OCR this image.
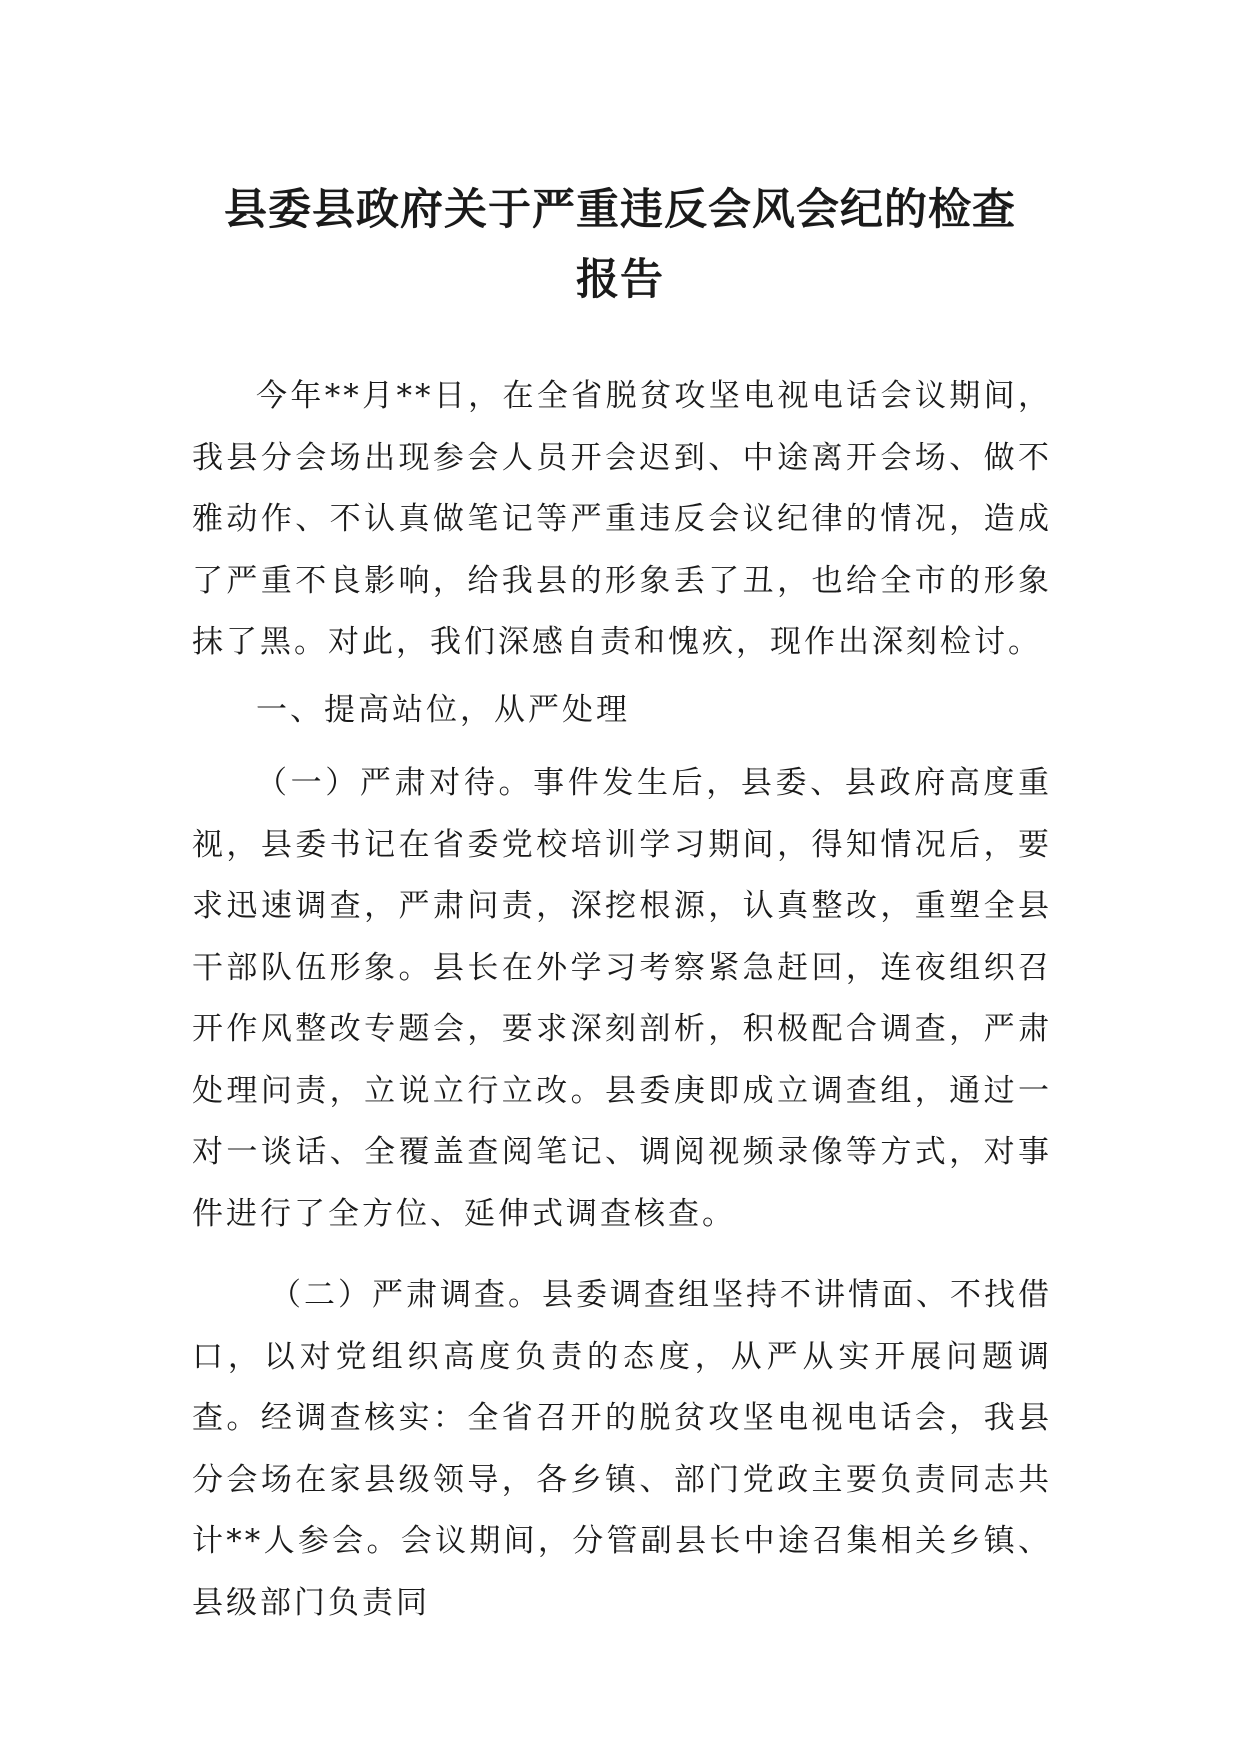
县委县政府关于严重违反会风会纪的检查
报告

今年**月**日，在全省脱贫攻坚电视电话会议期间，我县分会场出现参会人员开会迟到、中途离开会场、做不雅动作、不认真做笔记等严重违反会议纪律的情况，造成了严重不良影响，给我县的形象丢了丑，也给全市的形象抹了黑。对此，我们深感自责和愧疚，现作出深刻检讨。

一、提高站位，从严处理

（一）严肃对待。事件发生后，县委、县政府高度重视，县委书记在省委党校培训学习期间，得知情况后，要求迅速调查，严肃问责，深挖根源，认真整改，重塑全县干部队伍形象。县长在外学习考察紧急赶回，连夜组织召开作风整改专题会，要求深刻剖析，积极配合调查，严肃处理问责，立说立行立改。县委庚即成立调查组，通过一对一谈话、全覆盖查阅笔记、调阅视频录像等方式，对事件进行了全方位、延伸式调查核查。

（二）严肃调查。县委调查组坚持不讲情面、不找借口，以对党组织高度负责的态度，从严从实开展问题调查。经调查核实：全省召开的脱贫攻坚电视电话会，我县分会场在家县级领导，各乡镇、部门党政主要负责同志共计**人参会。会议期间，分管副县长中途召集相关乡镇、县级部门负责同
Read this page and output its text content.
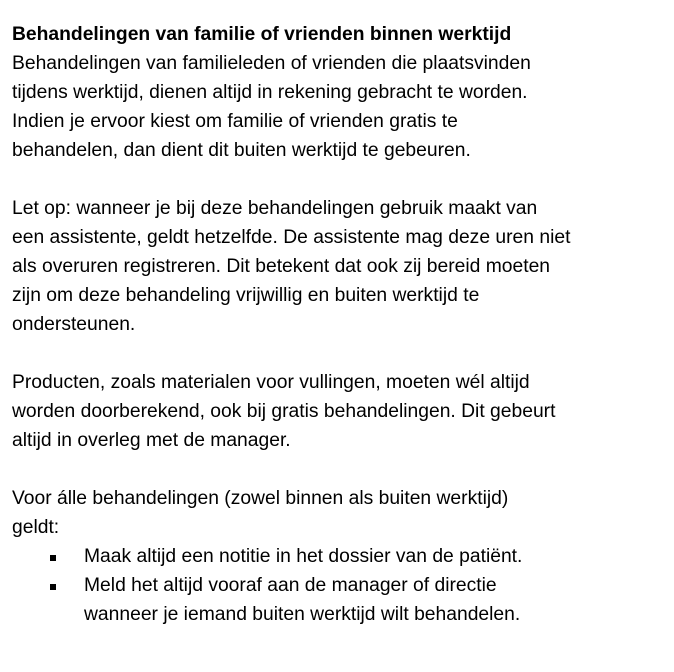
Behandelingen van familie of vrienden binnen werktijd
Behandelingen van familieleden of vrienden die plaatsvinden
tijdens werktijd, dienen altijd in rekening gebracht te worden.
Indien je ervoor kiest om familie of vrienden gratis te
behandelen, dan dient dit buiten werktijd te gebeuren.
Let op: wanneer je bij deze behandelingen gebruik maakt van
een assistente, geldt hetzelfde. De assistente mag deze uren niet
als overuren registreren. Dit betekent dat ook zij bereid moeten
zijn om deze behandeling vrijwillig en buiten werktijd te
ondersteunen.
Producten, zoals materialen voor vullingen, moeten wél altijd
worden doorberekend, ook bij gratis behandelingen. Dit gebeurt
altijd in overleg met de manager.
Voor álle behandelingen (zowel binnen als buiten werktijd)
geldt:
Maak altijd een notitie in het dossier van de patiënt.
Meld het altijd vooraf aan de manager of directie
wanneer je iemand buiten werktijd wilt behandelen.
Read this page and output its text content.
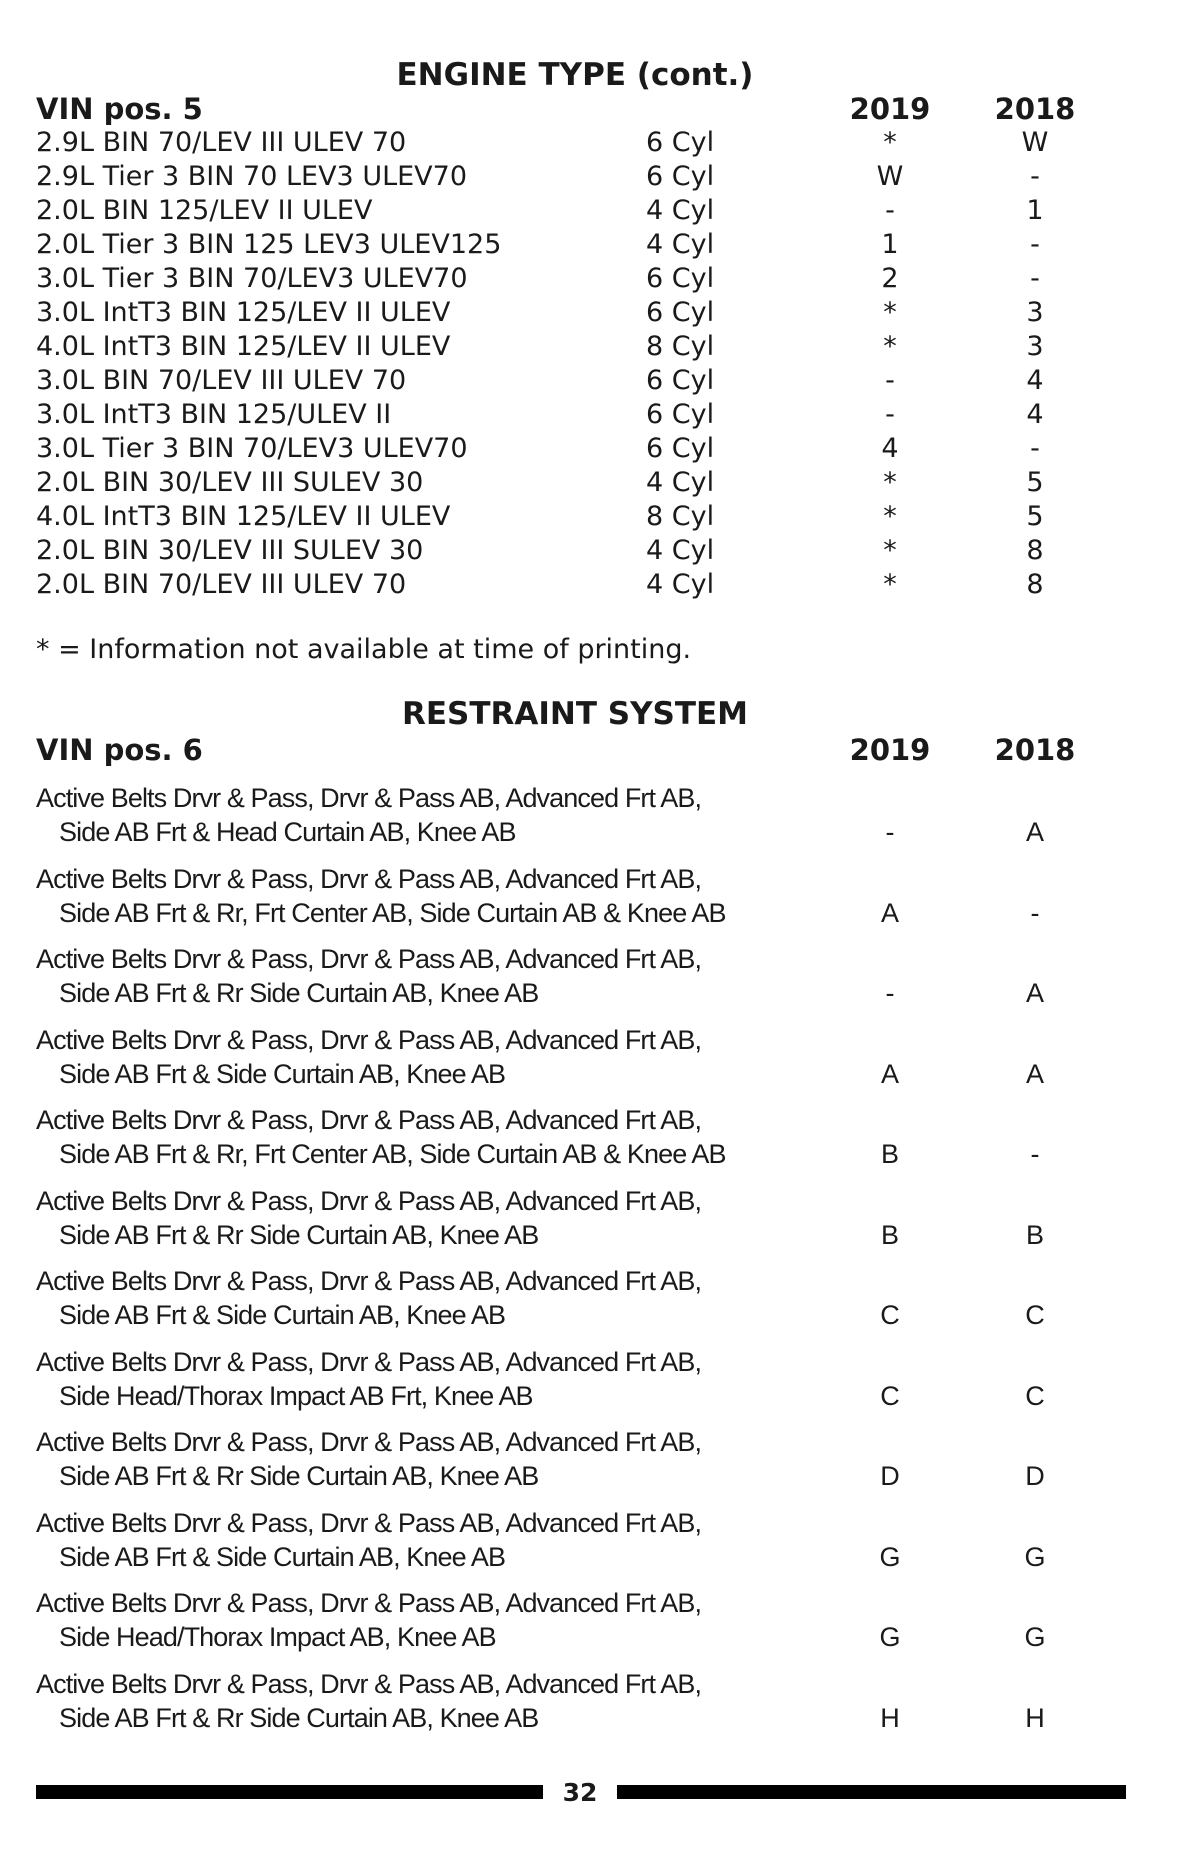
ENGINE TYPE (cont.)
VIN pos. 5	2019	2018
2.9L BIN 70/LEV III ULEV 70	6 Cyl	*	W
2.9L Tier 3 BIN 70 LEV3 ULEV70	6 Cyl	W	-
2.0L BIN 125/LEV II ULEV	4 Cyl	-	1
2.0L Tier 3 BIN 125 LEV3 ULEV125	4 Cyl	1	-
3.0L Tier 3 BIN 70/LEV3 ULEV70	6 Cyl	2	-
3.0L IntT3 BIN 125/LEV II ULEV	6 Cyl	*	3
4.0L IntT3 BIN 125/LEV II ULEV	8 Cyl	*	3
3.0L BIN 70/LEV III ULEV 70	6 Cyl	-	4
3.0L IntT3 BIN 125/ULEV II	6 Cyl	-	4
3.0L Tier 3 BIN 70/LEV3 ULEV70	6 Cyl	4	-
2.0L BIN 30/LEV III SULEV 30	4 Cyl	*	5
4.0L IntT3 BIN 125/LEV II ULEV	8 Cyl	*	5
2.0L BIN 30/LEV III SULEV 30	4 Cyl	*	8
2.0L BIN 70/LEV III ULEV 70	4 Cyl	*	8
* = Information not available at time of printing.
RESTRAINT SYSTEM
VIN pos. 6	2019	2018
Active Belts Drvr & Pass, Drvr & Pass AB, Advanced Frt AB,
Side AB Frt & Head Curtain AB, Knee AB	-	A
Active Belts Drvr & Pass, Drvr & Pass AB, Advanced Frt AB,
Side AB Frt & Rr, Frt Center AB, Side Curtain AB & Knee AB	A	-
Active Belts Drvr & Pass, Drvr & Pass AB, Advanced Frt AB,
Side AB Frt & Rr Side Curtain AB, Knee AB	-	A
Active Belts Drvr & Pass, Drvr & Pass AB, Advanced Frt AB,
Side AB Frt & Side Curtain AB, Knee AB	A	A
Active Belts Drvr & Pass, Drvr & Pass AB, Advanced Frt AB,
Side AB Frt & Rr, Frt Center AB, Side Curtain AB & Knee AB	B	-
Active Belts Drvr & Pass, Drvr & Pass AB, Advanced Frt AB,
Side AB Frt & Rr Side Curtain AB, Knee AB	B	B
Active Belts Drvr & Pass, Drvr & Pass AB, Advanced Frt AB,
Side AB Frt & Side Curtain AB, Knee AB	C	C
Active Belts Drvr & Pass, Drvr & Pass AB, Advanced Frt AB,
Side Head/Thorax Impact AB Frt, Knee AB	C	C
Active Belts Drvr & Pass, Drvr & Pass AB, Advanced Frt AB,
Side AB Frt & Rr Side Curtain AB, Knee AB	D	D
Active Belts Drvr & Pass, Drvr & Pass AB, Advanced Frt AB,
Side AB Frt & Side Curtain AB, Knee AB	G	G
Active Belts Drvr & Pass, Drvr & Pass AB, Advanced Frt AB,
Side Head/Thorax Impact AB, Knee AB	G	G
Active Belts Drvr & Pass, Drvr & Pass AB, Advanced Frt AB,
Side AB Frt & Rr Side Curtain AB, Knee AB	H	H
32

____

[YOUR OBJECTIVE]
Output every entry word for word, but omit the pictures.

[THE SOLUTION]
OCR this image.
县委县政府关于严重违反会风会纪的检查
报告

今年**月**日，在全省脱贫攻坚电视电话会议期间，我县分会场出现参会人员开会迟到、中途离开会场、做不雅动作、不认真做笔记等严重违反会议纪律的情况，造成了严重不良影响，给我县的形象丢了丑，也给全市的形象抹了黑。对此，我们深感自责和愧疚，现作出深刻检讨。

一、提高站位，从严处理

（一）严肃对待。事件发生后，县委、县政府高度重视，县委书记在省委党校培训学习期间，得知情况后，要求迅速调查，严肃问责，深挖根源，认真整改，重塑全县干部队伍形象。县长在外学习考察紧急赶回，连夜组织召开作风整改专题会，要求深刻剖析，积极配合调查，严肃处理问责，立说立行立改。县委庚即成立调查组，通过一对一谈话、全覆盖查阅笔记、调阅视频录像等方式，对事件进行了全方位、延伸式调查核查。

（二）严肃调查。县委调查组坚持不讲情面、不找借口，以对党组织高度负责的态度，从严从实开展问题调查。经调查核实：全省召开的脱贫攻坚电视电话会，我县分会场在家县级领导，各乡镇、部门党政主要负责同志共计**人参会。会议期间，分管副县长中途召集相关乡镇、县级部门负责同
Read this page and output its text content.
Behandelingen van familie of vrienden binnen werktijd
Behandelingen van familieleden of vrienden die plaatsvinden
tijdens werktijd, dienen altijd in rekening gebracht te worden.
Indien je ervoor kiest om familie of vrienden gratis te
behandelen, dan dient dit buiten werktijd te gebeuren.
Let op: wanneer je bij deze behandelingen gebruik maakt van
een assistente, geldt hetzelfde. De assistente mag deze uren niet
als overuren registreren. Dit betekent dat ook zij bereid moeten
zijn om deze behandeling vrijwillig en buiten werktijd te
ondersteunen.
Producten, zoals materialen voor vullingen, moeten wél altijd
worden doorberekend, ook bij gratis behandelingen. Dit gebeurt
altijd in overleg met de manager.
Voor álle behandelingen (zowel binnen als buiten werktijd)
geldt:
Maak altijd een notitie in het dossier van de patiënt.
Meld het altijd vooraf aan de manager of directie
wanneer je iemand buiten werktijd wilt behandelen.
Read this page and output its text content.
ENGINE TYPE (cont.)
VIN pos. 5	2019	2018
2.9L BIN 70/LEV III ULEV 70	6 Cyl	*	W
2.9L Tier 3 BIN 70 LEV3 ULEV70	6 Cyl	W	-
2.0L BIN 125/LEV II ULEV	4 Cyl	-	1
2.0L Tier 3 BIN 125 LEV3 ULEV125	4 Cyl	1	-
3.0L Tier 3 BIN 70/LEV3 ULEV70	6 Cyl	2	-
3.0L IntT3 BIN 125/LEV II ULEV	6 Cyl	*	3
4.0L IntT3 BIN 125/LEV II ULEV	8 Cyl	*	3
3.0L BIN 70/LEV III ULEV 70	6 Cyl	-	4
3.0L IntT3 BIN 125/ULEV II	6 Cyl	-	4
3.0L Tier 3 BIN 70/LEV3 ULEV70	6 Cyl	4	-
2.0L BIN 30/LEV III SULEV 30	4 Cyl	*	5
4.0L IntT3 BIN 125/LEV II ULEV	8 Cyl	*	5
2.0L BIN 30/LEV III SULEV 30	4 Cyl	*	8
2.0L BIN 70/LEV III ULEV 70	4 Cyl	*	8
* = Information not available at time of printing.
RESTRAINT SYSTEM
VIN pos. 6	2019	2018
Active Belts Drvr & Pass, Drvr & Pass AB, Advanced Frt AB,
Side AB Frt & Head Curtain AB, Knee AB	-	A
Active Belts Drvr & Pass, Drvr & Pass AB, Advanced Frt AB,
Side AB Frt & Rr, Frt Center AB, Side Curtain AB & Knee AB	A	-
Active Belts Drvr & Pass, Drvr & Pass AB, Advanced Frt AB,
Side AB Frt & Rr Side Curtain AB, Knee AB	-	A
Active Belts Drvr & Pass, Drvr & Pass AB, Advanced Frt AB,
Side AB Frt & Side Curtain AB, Knee AB	A	A
Active Belts Drvr & Pass, Drvr & Pass AB, Advanced Frt AB,
Side AB Frt & Rr, Frt Center AB, Side Curtain AB & Knee AB	B	-
Active Belts Drvr & Pass, Drvr & Pass AB, Advanced Frt AB,
Side AB Frt & Rr Side Curtain AB, Knee AB	B	B
Active Belts Drvr & Pass, Drvr & Pass AB, Advanced Frt AB,
Side AB Frt & Side Curtain AB, Knee AB	C	C
Active Belts Drvr & Pass, Drvr & Pass AB, Advanced Frt AB,
Side Head/Thorax Impact AB Frt, Knee AB	C	C
Active Belts Drvr & Pass, Drvr & Pass AB, Advanced Frt AB,
Side AB Frt & Rr Side Curtain AB, Knee AB	D	D
Active Belts Drvr & Pass, Drvr & Pass AB, Advanced Frt AB,
Side AB Frt & Side Curtain AB, Knee AB	G	G
Active Belts Drvr & Pass, Drvr & Pass AB, Advanced Frt AB,
Side Head/Thorax Impact AB, Knee AB	G	G
Active Belts Drvr & Pass, Drvr & Pass AB, Advanced Frt AB,
Side AB Frt & Rr Side Curtain AB, Knee AB	H	H
32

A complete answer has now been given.